_Given instruction:_ Transcribe all records exactly.

= = =

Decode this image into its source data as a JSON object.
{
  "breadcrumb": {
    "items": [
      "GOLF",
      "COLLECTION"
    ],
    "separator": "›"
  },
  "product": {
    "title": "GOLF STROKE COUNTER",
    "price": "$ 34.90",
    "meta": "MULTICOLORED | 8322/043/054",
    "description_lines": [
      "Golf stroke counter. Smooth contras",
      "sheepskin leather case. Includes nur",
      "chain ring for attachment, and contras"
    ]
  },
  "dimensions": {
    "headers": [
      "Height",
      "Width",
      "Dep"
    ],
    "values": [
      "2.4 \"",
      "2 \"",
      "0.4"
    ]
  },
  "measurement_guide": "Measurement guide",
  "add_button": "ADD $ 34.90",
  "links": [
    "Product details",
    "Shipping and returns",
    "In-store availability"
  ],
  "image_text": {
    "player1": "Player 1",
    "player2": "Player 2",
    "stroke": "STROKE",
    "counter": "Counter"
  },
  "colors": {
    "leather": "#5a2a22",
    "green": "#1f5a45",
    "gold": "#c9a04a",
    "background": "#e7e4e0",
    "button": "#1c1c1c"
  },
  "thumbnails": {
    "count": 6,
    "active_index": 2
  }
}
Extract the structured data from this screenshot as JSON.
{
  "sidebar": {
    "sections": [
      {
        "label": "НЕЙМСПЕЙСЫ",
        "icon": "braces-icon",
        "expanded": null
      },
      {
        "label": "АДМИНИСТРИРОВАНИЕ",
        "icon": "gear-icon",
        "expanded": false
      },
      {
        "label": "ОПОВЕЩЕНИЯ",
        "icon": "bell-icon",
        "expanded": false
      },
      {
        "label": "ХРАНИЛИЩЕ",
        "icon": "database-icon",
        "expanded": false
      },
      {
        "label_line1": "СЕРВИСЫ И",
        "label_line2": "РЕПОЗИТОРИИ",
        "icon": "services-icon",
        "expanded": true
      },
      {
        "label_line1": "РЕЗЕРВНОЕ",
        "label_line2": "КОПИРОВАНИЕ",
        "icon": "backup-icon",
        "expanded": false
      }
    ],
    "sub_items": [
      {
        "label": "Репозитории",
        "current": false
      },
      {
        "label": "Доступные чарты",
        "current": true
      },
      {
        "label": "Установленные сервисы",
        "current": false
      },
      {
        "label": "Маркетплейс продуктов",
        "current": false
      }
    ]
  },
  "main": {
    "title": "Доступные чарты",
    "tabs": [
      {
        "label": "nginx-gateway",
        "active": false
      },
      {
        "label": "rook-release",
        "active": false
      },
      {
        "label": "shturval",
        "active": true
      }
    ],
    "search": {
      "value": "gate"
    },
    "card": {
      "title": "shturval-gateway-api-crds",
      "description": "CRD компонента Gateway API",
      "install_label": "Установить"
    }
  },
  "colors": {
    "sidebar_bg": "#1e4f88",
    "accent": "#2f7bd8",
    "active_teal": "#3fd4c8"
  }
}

= = =

_In response:_
Decode this image into its source data as a JSON object.
{
  "breadcrumb": {
    "items": [
      "GOLF",
      "COLLECTION"
    ],
    "separator": "›"
  },
  "product": {
    "title": "GOLF STROKE COUNTER",
    "price": "$ 34.90",
    "meta": "MULTICOLORED | 8322/043/054",
    "description_lines": [
      "Golf stroke counter. Smooth contras",
      "sheepskin leather case. Includes nur",
      "chain ring for attachment, and contras"
    ]
  },
  "dimensions": {
    "headers": [
      "Height",
      "Width",
      "Dep"
    ],
    "values": [
      "2.4 \"",
      "2 \"",
      "0.4"
    ]
  },
  "measurement_guide": "Measurement guide",
  "add_button": "ADD $ 34.90",
  "links": [
    "Product details",
    "Shipping and returns",
    "In-store availability"
  ],
  "image_text": {
    "player1": "Player 1",
    "player2": "Player 2",
    "stroke": "STROKE",
    "counter": "Counter"
  },
  "colors": {
    "leather": "#5a2a22",
    "green": "#1f5a45",
    "gold": "#c9a04a",
    "background": "#e7e4e0",
    "button": "#1c1c1c"
  },
  "thumbnails": {
    "count": 6,
    "active_index": 2
  }
}
Extract the structured data from this screenshot as JSON.
{
  "sidebar": {
    "sections": [
      {
        "label": "НЕЙМСПЕЙСЫ",
        "icon": "braces-icon",
        "expanded": null
      },
      {
        "label": "АДМИНИСТРИРОВАНИЕ",
        "icon": "gear-icon",
        "expanded": false
      },
      {
        "label": "ОПОВЕЩЕНИЯ",
        "icon": "bell-icon",
        "expanded": false
      },
      {
        "label": "ХРАНИЛИЩЕ",
        "icon": "database-icon",
        "expanded": false
      },
      {
        "label_line1": "СЕРВИСЫ И",
        "label_line2": "РЕПОЗИТОРИИ",
        "icon": "services-icon",
        "expanded": true
      },
      {
        "label_line1": "РЕЗЕРВНОЕ",
        "label_line2": "КОПИРОВАНИЕ",
        "icon": "backup-icon",
        "expanded": false
      }
    ],
    "sub_items": [
      {
        "label": "Репозитории",
        "current": false
      },
      {
        "label": "Доступные чарты",
        "current": true
      },
      {
        "label": "Установленные сервисы",
        "current": false
      },
      {
        "label": "Маркетплейс продуктов",
        "current": false
      }
    ]
  },
  "main": {
    "title": "Доступные чарты",
    "tabs": [
      {
        "label": "nginx-gateway",
        "active": false
      },
      {
        "label": "rook-release",
        "active": false
      },
      {
        "label": "shturval",
        "active": true
      }
    ],
    "search": {
      "value": "gate"
    },
    "card": {
      "title": "shturval-gateway-api-crds",
      "description": "CRD компонента Gateway API",
      "install_label": "Установить"
    }
  },
  "colors": {
    "sidebar_bg": "#1e4f88",
    "accent": "#2f7bd8",
    "active_teal": "#3fd4c8"
  }
}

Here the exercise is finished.